Data section:
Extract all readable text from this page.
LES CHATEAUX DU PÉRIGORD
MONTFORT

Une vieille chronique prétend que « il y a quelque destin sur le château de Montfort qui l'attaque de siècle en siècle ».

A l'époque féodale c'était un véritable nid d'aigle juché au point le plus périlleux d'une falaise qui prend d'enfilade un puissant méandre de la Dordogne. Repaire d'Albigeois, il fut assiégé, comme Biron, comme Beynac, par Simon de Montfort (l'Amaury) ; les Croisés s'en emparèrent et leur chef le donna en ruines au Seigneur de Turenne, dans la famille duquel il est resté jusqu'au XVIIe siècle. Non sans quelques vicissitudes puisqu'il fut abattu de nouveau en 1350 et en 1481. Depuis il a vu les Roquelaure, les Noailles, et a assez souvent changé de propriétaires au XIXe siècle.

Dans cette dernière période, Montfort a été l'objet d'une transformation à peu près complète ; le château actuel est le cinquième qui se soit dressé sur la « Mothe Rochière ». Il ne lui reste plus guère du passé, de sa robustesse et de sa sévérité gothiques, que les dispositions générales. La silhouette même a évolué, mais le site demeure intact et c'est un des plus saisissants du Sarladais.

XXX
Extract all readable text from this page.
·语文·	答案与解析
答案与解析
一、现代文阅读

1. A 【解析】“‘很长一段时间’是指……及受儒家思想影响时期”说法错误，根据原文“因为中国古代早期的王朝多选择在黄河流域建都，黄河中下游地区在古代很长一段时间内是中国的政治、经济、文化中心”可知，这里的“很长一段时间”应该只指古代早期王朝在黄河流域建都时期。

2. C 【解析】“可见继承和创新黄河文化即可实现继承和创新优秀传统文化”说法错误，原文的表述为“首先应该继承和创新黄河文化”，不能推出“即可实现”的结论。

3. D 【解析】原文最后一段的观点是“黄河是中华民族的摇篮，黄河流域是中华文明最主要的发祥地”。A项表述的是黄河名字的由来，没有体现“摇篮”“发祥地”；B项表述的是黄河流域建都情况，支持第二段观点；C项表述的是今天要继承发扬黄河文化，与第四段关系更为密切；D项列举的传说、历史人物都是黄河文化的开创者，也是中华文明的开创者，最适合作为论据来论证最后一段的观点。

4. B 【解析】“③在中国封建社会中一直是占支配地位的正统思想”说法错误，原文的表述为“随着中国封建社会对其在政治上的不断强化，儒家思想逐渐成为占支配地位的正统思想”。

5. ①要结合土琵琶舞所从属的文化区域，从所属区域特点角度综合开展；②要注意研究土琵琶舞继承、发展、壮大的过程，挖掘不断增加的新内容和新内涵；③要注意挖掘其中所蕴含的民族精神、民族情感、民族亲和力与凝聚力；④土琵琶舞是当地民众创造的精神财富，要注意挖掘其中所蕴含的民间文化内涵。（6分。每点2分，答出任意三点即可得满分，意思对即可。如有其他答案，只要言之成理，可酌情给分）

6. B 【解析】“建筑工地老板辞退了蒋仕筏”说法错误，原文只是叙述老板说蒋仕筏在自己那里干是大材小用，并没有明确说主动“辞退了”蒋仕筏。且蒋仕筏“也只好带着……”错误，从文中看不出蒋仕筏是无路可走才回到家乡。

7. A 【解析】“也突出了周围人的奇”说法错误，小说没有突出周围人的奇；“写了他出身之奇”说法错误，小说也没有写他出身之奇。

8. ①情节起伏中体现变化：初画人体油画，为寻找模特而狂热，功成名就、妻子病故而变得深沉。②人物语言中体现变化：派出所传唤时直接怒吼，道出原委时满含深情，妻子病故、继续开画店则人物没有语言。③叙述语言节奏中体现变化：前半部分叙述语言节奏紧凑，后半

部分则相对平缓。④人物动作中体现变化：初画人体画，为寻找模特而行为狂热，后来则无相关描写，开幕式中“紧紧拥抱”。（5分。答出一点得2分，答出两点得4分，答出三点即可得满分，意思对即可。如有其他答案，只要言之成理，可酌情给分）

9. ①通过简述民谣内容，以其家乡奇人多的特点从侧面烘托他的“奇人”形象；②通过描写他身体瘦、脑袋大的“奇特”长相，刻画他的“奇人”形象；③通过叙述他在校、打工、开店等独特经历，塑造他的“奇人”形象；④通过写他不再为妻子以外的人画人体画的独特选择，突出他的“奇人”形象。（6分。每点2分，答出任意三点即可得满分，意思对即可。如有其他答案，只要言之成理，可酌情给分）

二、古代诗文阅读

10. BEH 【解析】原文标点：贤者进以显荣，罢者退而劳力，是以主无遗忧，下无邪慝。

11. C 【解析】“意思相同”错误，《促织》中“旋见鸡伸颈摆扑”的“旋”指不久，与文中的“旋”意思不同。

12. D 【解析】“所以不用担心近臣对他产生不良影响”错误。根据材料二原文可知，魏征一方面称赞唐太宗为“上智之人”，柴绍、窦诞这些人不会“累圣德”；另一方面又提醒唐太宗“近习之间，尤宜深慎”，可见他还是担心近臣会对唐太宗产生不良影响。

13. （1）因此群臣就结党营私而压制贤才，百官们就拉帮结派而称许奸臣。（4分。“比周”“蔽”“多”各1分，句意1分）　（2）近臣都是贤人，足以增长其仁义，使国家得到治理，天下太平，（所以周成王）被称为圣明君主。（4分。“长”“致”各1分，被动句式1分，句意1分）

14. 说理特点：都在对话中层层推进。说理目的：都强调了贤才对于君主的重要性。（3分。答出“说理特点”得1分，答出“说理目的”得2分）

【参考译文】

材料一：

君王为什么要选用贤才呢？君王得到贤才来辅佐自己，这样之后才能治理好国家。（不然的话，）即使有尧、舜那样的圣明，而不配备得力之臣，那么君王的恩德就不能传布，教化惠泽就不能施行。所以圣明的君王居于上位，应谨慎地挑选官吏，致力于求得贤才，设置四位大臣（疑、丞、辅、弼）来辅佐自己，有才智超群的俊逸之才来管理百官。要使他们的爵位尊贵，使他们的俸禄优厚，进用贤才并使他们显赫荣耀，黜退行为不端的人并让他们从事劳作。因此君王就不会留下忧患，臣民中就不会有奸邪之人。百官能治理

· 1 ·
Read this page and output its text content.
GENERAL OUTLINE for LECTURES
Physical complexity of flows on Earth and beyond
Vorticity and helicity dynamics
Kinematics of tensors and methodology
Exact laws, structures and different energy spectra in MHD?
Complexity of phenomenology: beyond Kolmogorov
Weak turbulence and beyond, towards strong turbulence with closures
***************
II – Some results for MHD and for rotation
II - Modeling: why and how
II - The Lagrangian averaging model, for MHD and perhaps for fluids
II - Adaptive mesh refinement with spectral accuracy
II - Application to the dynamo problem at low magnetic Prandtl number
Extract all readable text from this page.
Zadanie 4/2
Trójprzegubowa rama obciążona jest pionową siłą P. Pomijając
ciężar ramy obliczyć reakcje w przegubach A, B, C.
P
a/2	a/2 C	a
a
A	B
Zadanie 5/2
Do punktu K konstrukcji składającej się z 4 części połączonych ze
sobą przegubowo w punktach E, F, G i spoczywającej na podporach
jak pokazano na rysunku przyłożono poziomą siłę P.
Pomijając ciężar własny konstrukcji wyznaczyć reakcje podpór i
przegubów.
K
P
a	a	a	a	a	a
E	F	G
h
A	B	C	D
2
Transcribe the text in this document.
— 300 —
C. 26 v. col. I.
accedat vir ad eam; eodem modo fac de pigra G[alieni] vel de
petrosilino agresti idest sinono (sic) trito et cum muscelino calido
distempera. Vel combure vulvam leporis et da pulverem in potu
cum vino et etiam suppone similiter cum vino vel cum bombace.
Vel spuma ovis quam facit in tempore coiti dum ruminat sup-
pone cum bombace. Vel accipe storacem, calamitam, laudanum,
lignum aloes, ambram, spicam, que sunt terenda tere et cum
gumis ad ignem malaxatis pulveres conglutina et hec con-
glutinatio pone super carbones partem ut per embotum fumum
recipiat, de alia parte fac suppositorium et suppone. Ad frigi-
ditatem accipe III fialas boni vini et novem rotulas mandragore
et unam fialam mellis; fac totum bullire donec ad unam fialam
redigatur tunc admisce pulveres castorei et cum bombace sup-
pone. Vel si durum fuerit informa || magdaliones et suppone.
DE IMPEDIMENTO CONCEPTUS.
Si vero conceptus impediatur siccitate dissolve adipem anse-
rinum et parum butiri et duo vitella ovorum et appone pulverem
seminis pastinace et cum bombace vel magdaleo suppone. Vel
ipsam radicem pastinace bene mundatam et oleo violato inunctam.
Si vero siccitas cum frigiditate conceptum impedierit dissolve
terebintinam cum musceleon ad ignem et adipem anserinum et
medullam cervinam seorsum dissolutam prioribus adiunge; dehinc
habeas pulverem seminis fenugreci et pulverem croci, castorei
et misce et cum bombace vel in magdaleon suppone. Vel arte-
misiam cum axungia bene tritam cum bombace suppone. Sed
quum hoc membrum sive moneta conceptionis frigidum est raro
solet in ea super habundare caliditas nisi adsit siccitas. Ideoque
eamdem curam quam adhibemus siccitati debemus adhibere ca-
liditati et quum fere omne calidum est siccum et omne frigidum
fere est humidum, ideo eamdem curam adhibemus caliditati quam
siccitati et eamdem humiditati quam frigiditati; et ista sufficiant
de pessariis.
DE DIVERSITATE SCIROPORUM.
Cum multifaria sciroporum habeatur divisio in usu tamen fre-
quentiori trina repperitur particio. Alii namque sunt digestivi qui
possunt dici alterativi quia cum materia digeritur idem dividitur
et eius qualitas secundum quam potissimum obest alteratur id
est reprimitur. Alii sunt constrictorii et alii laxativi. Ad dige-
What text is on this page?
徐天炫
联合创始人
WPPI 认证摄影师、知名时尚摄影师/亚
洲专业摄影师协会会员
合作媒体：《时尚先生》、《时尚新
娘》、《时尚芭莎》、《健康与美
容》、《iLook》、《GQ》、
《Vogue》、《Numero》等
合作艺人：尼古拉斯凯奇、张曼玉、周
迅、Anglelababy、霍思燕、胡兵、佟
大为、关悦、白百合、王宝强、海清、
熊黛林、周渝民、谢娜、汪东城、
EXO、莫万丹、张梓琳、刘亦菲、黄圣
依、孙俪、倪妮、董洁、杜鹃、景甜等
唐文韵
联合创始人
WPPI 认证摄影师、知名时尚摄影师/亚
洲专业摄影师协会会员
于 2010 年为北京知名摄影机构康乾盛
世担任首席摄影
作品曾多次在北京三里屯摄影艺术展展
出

The exercise:
Copy every line that contains the string "adipem".

Final result:
Si vero conceptus impediatur siccitate dissolve adipem anse-
terebintinam cum musceleon ad ignem et adipem anserinum et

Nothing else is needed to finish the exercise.